> EXERCISE PROMPT:
Write each record again exactly as it stands.

> PROVIDED DATA:
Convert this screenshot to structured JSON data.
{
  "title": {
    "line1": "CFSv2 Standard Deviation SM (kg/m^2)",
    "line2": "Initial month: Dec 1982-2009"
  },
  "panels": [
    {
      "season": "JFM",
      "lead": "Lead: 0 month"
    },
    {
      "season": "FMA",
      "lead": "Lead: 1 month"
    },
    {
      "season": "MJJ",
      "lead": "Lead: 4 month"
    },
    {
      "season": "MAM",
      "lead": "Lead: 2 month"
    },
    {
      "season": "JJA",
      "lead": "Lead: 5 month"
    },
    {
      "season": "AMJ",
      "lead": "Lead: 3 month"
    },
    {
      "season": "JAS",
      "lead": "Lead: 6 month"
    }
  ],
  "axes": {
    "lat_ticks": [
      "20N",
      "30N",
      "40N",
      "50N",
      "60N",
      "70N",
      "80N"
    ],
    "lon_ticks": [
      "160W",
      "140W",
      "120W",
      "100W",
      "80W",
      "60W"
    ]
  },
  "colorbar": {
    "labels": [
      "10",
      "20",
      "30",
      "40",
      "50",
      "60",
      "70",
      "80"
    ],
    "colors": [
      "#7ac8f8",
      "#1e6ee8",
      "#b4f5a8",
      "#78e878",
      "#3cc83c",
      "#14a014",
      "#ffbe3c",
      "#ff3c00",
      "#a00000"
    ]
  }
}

> SOLUTION TO THE EXERCISE:
Convert this screenshot to structured JSON data.
{
  "title": {
    "line1": "CFSv2 Standard Deviation SM (kg/m^2)",
    "line2": "Initial month: Dec 1982-2009"
  },
  "panels": [
    {
      "season": "JFM",
      "lead": "Lead: 0 month"
    },
    {
      "season": "FMA",
      "lead": "Lead: 1 month"
    },
    {
      "season": "MJJ",
      "lead": "Lead: 4 month"
    },
    {
      "season": "MAM",
      "lead": "Lead: 2 month"
    },
    {
      "season": "JJA",
      "lead": "Lead: 5 month"
    },
    {
      "season": "AMJ",
      "lead": "Lead: 3 month"
    },
    {
      "season": "JAS",
      "lead": "Lead: 6 month"
    }
  ],
  "axes": {
    "lat_ticks": [
      "20N",
      "30N",
      "40N",
      "50N",
      "60N",
      "70N",
      "80N"
    ],
    "lon_ticks": [
      "160W",
      "140W",
      "120W",
      "100W",
      "80W",
      "60W"
    ]
  },
  "colorbar": {
    "labels": [
      "10",
      "20",
      "30",
      "40",
      "50",
      "60",
      "70",
      "80"
    ],
    "colors": [
      "#7ac8f8",
      "#1e6ee8",
      "#b4f5a8",
      "#78e878",
      "#3cc83c",
      "#14a014",
      "#ffbe3c",
      "#ff3c00",
      "#a00000"
    ]
  }
}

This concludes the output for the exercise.